PROBLEM DETAILS =
Find the lines containing the word "document" and copy every one of them.

DATA SECTION =
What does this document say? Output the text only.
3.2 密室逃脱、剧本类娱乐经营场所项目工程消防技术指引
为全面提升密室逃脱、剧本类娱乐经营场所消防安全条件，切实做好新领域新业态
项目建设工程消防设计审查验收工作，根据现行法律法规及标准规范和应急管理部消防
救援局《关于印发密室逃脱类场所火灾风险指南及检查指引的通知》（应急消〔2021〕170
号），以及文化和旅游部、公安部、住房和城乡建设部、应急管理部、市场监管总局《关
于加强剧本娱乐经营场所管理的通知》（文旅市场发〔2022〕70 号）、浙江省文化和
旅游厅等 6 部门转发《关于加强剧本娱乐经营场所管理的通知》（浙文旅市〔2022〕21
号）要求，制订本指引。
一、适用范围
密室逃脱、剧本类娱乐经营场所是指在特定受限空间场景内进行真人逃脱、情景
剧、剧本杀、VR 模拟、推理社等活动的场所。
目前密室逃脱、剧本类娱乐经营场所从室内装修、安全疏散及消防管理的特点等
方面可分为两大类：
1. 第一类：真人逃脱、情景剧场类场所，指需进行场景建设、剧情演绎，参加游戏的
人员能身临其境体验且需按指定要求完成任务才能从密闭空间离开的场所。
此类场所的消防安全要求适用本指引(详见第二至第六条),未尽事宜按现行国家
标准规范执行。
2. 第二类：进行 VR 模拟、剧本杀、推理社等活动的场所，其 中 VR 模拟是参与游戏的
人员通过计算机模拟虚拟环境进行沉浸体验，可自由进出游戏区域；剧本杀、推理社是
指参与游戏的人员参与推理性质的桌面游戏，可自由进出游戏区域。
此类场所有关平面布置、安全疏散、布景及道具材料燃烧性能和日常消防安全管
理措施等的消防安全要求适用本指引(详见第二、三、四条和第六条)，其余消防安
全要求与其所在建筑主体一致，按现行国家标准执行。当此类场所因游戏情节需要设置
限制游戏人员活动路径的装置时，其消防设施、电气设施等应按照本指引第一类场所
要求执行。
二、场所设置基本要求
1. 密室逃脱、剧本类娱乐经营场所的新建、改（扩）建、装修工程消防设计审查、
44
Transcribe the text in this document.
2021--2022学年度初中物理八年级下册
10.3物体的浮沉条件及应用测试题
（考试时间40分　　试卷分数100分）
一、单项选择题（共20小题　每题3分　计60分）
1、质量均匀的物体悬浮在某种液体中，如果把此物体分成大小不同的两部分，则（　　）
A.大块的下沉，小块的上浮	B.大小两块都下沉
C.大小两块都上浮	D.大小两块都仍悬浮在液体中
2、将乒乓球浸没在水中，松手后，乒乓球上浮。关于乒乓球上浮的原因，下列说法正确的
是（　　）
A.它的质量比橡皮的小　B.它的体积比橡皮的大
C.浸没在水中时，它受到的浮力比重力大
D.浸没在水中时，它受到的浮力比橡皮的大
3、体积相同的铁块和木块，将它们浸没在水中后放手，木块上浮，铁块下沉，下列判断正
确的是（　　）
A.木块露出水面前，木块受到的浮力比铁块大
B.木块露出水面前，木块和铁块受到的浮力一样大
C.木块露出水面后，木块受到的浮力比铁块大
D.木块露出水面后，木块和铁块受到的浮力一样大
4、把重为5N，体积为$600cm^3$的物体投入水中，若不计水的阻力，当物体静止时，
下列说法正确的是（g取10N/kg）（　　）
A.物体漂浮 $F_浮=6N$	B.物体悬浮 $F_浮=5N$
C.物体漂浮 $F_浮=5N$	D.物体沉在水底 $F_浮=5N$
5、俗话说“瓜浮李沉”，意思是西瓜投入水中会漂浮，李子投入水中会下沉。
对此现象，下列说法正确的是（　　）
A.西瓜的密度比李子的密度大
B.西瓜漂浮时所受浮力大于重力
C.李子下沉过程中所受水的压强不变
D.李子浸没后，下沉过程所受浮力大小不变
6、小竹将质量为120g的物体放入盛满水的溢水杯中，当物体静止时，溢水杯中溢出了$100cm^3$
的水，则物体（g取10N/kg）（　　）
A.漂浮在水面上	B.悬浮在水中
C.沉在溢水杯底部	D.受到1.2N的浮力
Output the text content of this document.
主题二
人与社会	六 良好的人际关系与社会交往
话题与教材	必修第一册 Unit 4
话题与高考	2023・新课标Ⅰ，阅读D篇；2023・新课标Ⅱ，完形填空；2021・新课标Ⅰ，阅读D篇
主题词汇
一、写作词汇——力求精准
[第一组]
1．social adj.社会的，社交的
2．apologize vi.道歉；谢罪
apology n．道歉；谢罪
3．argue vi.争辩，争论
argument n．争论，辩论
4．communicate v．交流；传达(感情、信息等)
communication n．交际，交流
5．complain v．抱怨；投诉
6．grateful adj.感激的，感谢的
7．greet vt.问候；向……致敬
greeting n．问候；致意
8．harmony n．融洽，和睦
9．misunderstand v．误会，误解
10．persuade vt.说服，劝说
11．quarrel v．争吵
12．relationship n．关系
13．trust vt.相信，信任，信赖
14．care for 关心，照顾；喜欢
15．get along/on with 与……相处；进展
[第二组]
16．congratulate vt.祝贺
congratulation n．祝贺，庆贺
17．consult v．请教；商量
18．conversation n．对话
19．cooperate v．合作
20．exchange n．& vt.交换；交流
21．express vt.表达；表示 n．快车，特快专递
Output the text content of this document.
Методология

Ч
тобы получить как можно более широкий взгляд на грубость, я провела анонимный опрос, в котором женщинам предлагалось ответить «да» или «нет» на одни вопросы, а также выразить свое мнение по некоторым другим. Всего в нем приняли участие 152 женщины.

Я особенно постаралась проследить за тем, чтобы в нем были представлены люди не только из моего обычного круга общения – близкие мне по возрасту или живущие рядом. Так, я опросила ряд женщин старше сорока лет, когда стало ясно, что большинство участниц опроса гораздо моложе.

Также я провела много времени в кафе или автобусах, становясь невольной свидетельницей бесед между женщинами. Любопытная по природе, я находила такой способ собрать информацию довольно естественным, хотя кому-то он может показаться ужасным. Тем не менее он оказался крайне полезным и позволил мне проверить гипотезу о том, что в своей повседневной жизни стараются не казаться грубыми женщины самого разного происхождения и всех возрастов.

OUTPUT BELOW =
What does this document say? Output the text only.
Transcribe the text in this document.
Output the text content of this document.
Output the text content of this document.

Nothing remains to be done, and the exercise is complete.